**Objective:**
Skip the pictures and quote all of the lines exactly.

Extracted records
☆ ☆ ☆
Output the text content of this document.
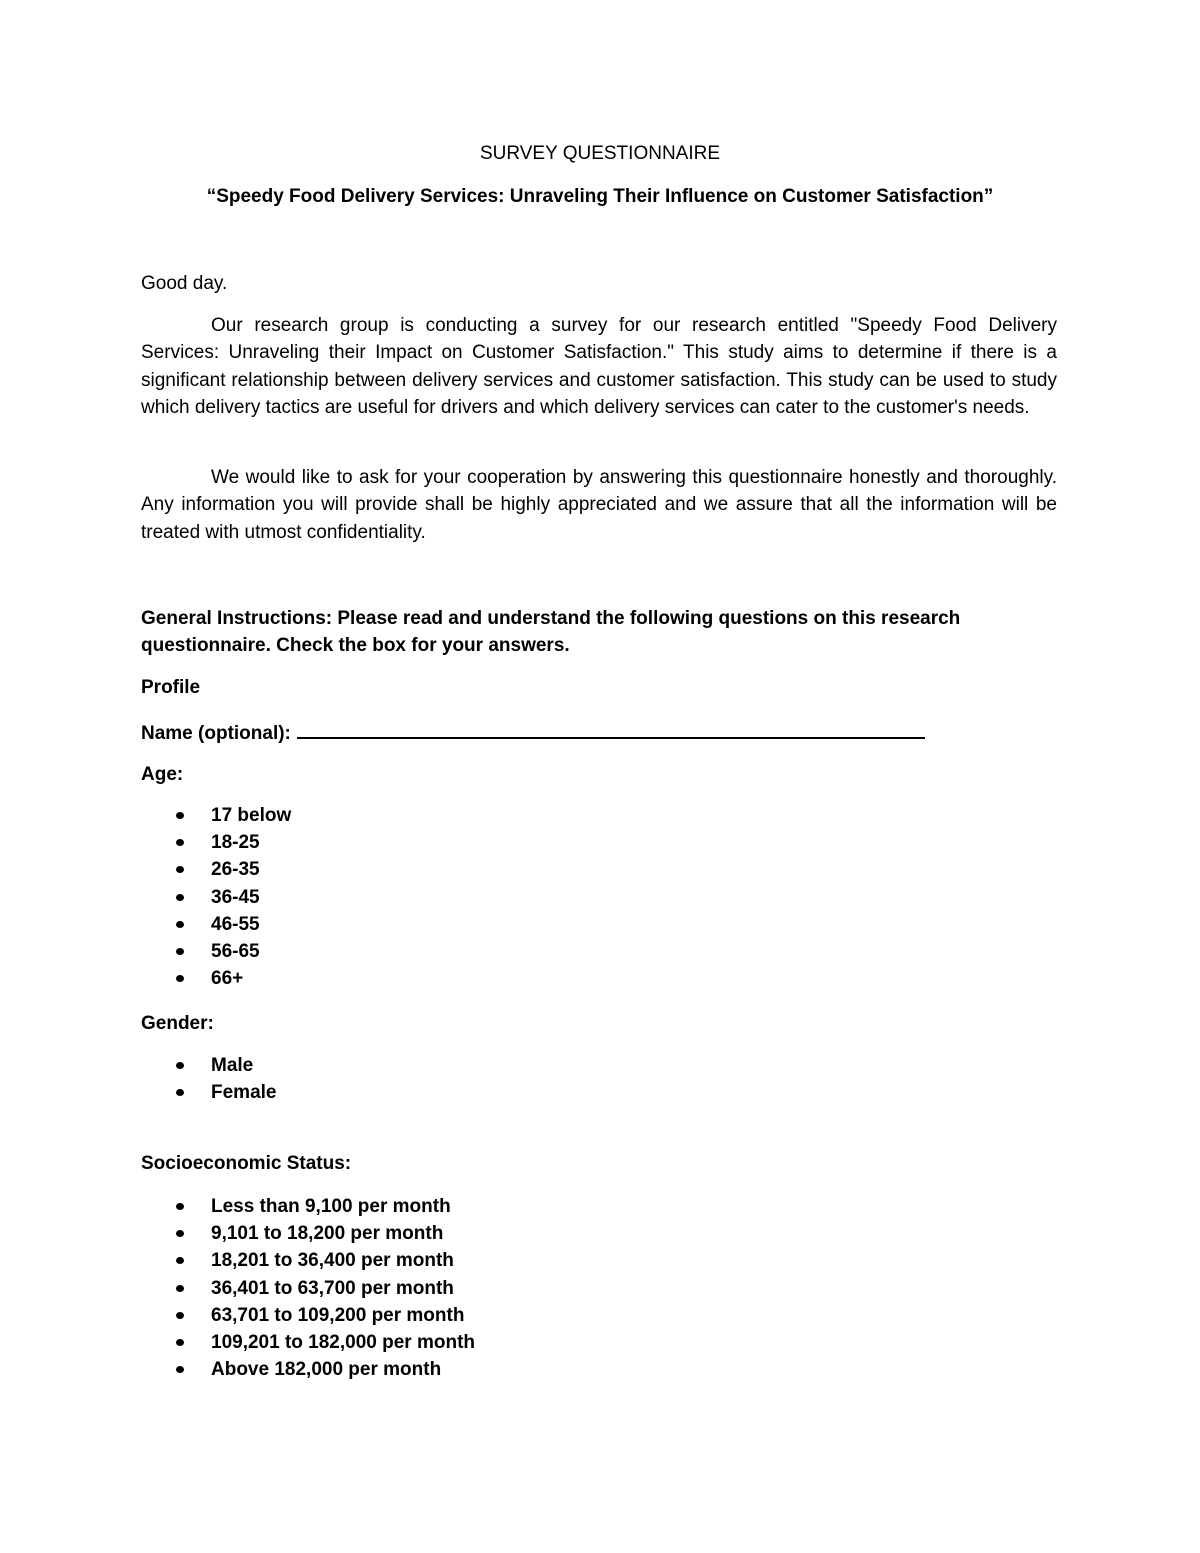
SURVEY QUESTIONNAIRE

“Speedy Food Delivery Services: Unraveling Their Influence on Customer Satisfaction”

Good day.

Our research group is conducting a survey for our research entitled "Speedy Food Delivery Services: Unraveling their Impact on Customer Satisfaction." This study aims to determine if there is a significant relationship between delivery services and customer satisfaction. This study can be used to study which delivery tactics are useful for drivers and which delivery services can cater to the customer's needs.

We would like to ask for your cooperation by answering this questionnaire honestly and thoroughly. Any information you will provide shall be highly appreciated and we assure that all the information will be treated with utmost confidentiality.

General Instructions: Please read and understand the following questions on this research questionnaire. Check the box for your answers.

Profile

Name (optional):

Age:

17 below
18-25
26-35
36-45
46-55
56-65
66+

Gender:

Male
Female

Socioeconomic Status:

Less than 9,100 per month
9,101 to 18,200 per month
18,201 to 36,400 per month
36,401 to 63,700 per month
63,701 to 109,200 per month
109,201 to 182,000 per month
Above 182,000 per month
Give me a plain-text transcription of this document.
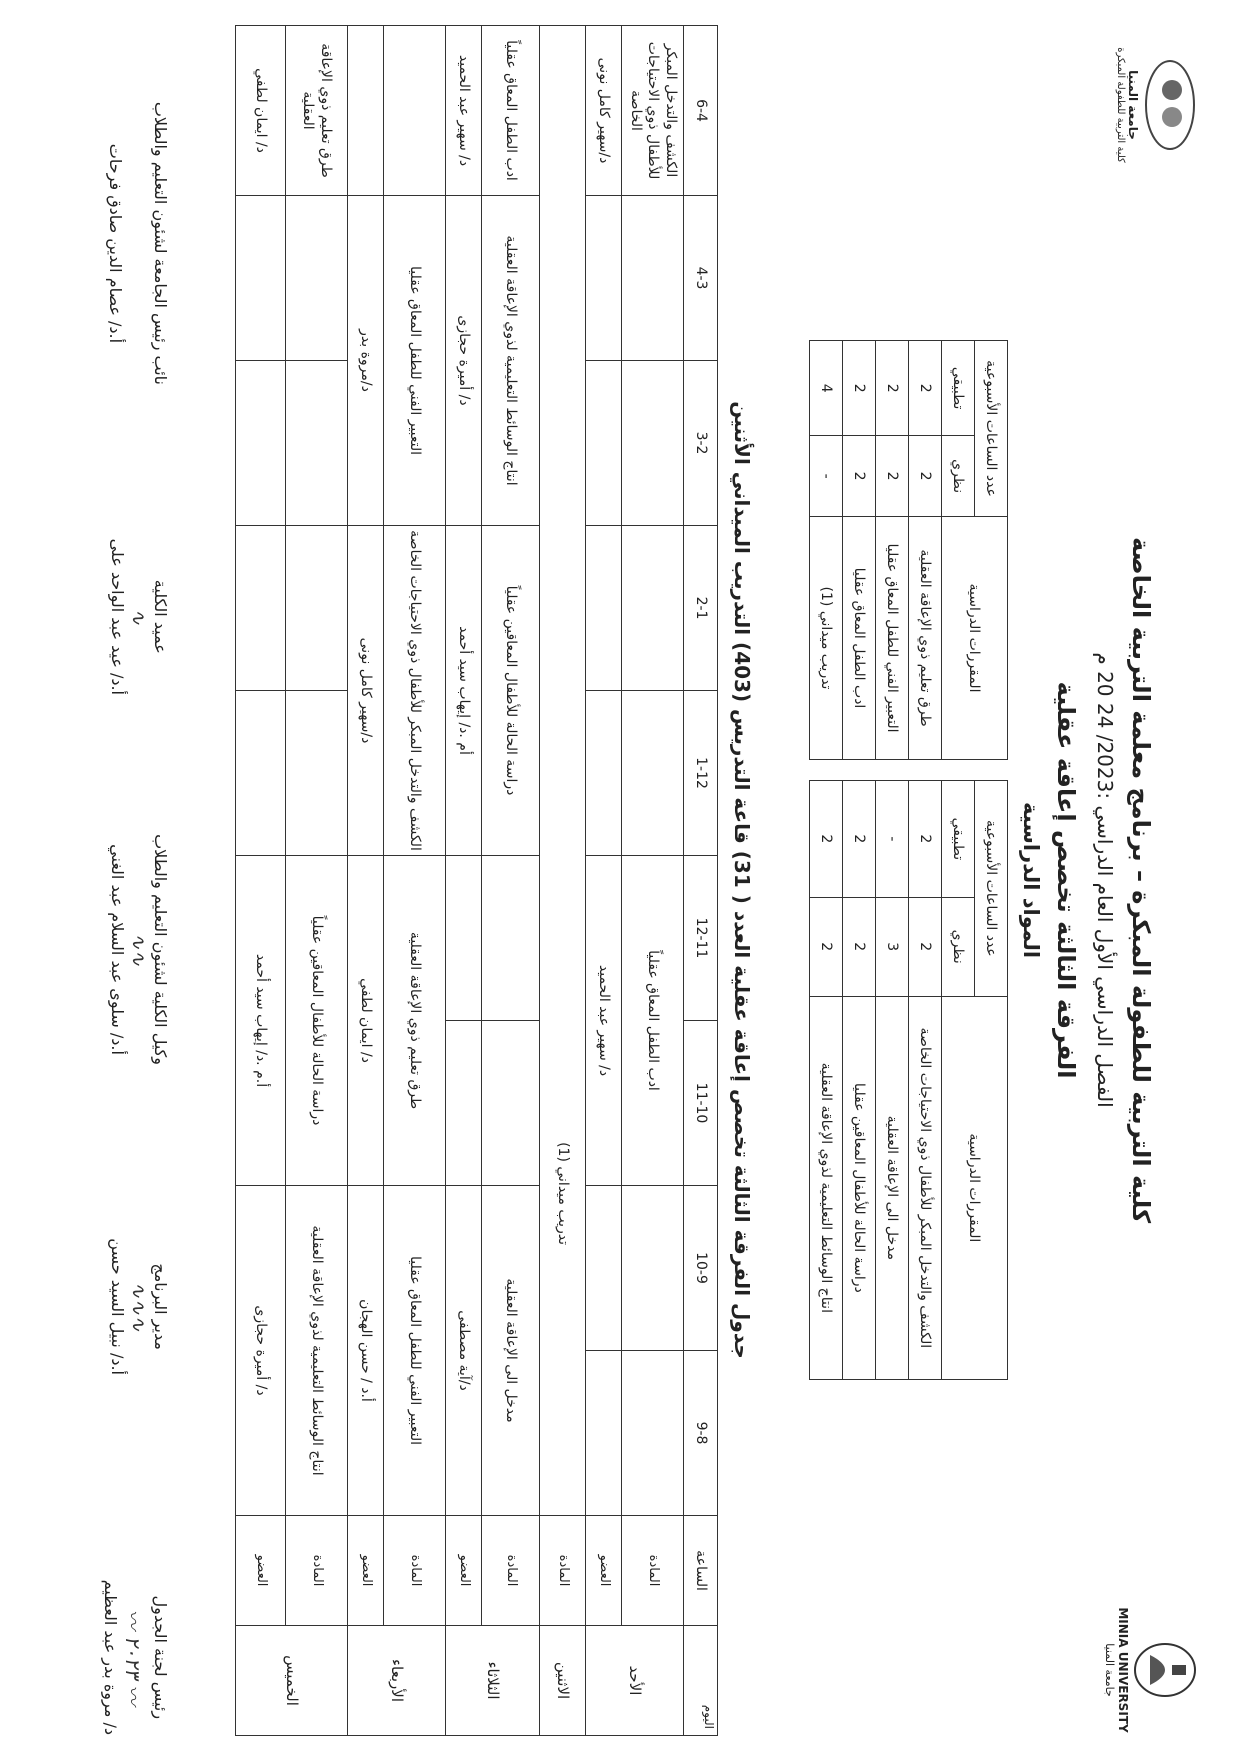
MINIA UNIVERSITY
جامعة المنيا
جامعة المنيا
كلية التربية للطفولة المبكرة
كلية التربية للطفولة المبكرة – برنامج معلمة التربية الخاصة
الفصل الدراسي الأول العام الدراسي :2023/ 24 20 م
الفرقة الثالثة تخصص إعاقة عقلية
المواد الدراسية
المقررات الدراسية	عدد الساعات الأسبوعية	
	نظري	تطبيقي
الكشف والتدخل المبكر للأطفال ذوي الاحتياجات الخاصة	2	2
مدخل الى الإعاقة العقلية	3	-
دراسة الحالة للأطفال المعاقين عقليا	2	2
انتاج الوسائط التعليمية لذوي الإعاقة العقلية	2	2
المقررات الدراسية	عدد الساعات الأسبوعية	
	نظري	تطبيقي
طرق تعليم ذوي الإعاقة العقلية	2	2
التعبير الفني للطفل المعاق عقليا	2	2
ادب الطفل المعاق عقليا	2	2
تدريب ميداني (1)	-	4
جدول الفرقة الثالثة تخصص إعاقة عقلية العدد ( 31) قاعة التدريس (403) التدريب الميداني الأثنين
اليوم	الساعة	9-8	10-9	11-10	12-11	1-12	2-1	3-2	4-3	6-4
الأحد	المادة			ادب الطفل المعاق عقلياً						الكشف والتدخل المبكر للأطفال ذوي الاحتياجات الخاصة
	العضو			د/ سهير عبد الحميد						د/سهير كامل نونى
الاثنين	المادة	تدريب ميداني (1)								
الثلاثاء	المادة	مدخل الى الإعاقة العقلية				دراسة الحالة للأطفال المعاقين عقلياً		انتاج الوسائط التعليمية لذوي الإعاقة العقلية		ادب الطفل المعاق عقلياً
	العضو	د/آية مصطفى				أم .د/ إيهاب سيد أحمد		د/ أميرة حجازى		د/ سهير عبد الحميد
الأربعاء	المادة	التعبير الفني للطفل المعاق عقليا		طرق تعليم ذوي الإعاقة العقلية		الكشف والتدخل المبكر للأطفال ذوي الاحتياجات الخاصة		التعبير الفني للطفل المعاق عقليا		
	العضو	أ.د / حسن الهجان		د/ ايمان لطفي		د/سهير كامل نونى		د/مروة بدر		
الخميس	المادة	انتاج الوسائط التعليمية لذوي الإعاقة العقلية		دراسة الحالة للأطفال المعاقين عقلياً						طرق تعليم ذوي الإعاقة العقلية
	العضو	د/ أميرة حجازى		أ.م .د/ إيهاب سيد أحمد						د/ ايمان لطفي
رئيس لجنة الجدول
〰 ٢٠٢٣ 〰
د/ مروة بدر عبد العظيم
مدير البرنامج
∿∿∿
أ.د/ نبيل السيد حسن
وكيل الكلية لشئون التعليم والطلاب
∿∿
أ.د/ سلوى عبد السلام عبد الغني
عميد الكلية
∿
أ.د/ عيد عبد الواحد على
نائب رئيس الجامعة لشئون التعليم والطلاب
أ.د/ عصام الدين صادق فرحات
☆ ☆ ☆
**Finished exercise:**
Output the text content of this document.
SURVEY QUESTIONNAIRE

“Speedy Food Delivery Services: Unraveling Their Influence on Customer Satisfaction”

Good day.

Our research group is conducting a survey for our research entitled "Speedy Food Delivery Services: Unraveling their Impact on Customer Satisfaction." This study aims to determine if there is a significant relationship between delivery services and customer satisfaction. This study can be used to study which delivery tactics are useful for drivers and which delivery services can cater to the customer's needs.

We would like to ask for your cooperation by answering this questionnaire honestly and thoroughly. Any information you will provide shall be highly appreciated and we assure that all the information will be treated with utmost confidentiality.

General Instructions: Please read and understand the following questions on this research questionnaire. Check the box for your answers.

Profile

Name (optional):

Age:

17 below
18-25
26-35
36-45
46-55
56-65
66+

Gender:

Male
Female

Socioeconomic Status:

Less than 9,100 per month
9,101 to 18,200 per month
18,201 to 36,400 per month
36,401 to 63,700 per month
63,701 to 109,200 per month
109,201 to 182,000 per month
Above 182,000 per month
Give me a plain-text transcription of this document.
MINIA UNIVERSITY
جامعة المنيا
جامعة المنيا
كلية التربية للطفولة المبكرة
كلية التربية للطفولة المبكرة – برنامج معلمة التربية الخاصة
الفصل الدراسي الأول العام الدراسي :2023/ 24 20 م
الفرقة الثالثة تخصص إعاقة عقلية
المواد الدراسية
المقررات الدراسية	عدد الساعات الأسبوعية	
	نظري	تطبيقي
الكشف والتدخل المبكر للأطفال ذوي الاحتياجات الخاصة	2	2
مدخل الى الإعاقة العقلية	3	-
دراسة الحالة للأطفال المعاقين عقليا	2	2
انتاج الوسائط التعليمية لذوي الإعاقة العقلية	2	2
المقررات الدراسية	عدد الساعات الأسبوعية	
	نظري	تطبيقي
طرق تعليم ذوي الإعاقة العقلية	2	2
التعبير الفني للطفل المعاق عقليا	2	2
ادب الطفل المعاق عقليا	2	2
تدريب ميداني (1)	-	4
جدول الفرقة الثالثة تخصص إعاقة عقلية العدد ( 31) قاعة التدريس (403) التدريب الميداني الأثنين
اليوم	الساعة	9-8	10-9	11-10	12-11	1-12	2-1	3-2	4-3	6-4
الأحد	المادة			ادب الطفل المعاق عقلياً						الكشف والتدخل المبكر للأطفال ذوي الاحتياجات الخاصة
	العضو			د/ سهير عبد الحميد						د/سهير كامل نونى
الاثنين	المادة	تدريب ميداني (1)								
الثلاثاء	المادة	مدخل الى الإعاقة العقلية				دراسة الحالة للأطفال المعاقين عقلياً		انتاج الوسائط التعليمية لذوي الإعاقة العقلية		ادب الطفل المعاق عقلياً
	العضو	د/آية مصطفى				أم .د/ إيهاب سيد أحمد		د/ أميرة حجازى		د/ سهير عبد الحميد
الأربعاء	المادة	التعبير الفني للطفل المعاق عقليا		طرق تعليم ذوي الإعاقة العقلية		الكشف والتدخل المبكر للأطفال ذوي الاحتياجات الخاصة		التعبير الفني للطفل المعاق عقليا		
	العضو	أ.د / حسن الهجان		د/ ايمان لطفي		د/سهير كامل نونى		د/مروة بدر		
الخميس	المادة	انتاج الوسائط التعليمية لذوي الإعاقة العقلية		دراسة الحالة للأطفال المعاقين عقلياً						طرق تعليم ذوي الإعاقة العقلية
	العضو	د/ أميرة حجازى		أ.م .د/ إيهاب سيد أحمد						د/ ايمان لطفي
رئيس لجنة الجدول
〰 ٢٠٢٣ 〰
د/ مروة بدر عبد العظيم
مدير البرنامج
∿∿∿
أ.د/ نبيل السيد حسن
وكيل الكلية لشئون التعليم والطلاب
∿∿
أ.د/ سلوى عبد السلام عبد الغني
عميد الكلية
∿
أ.د/ عيد عبد الواحد على
نائب رئيس الجامعة لشئون التعليم والطلاب
أ.د/ عصام الدين صادق فرحات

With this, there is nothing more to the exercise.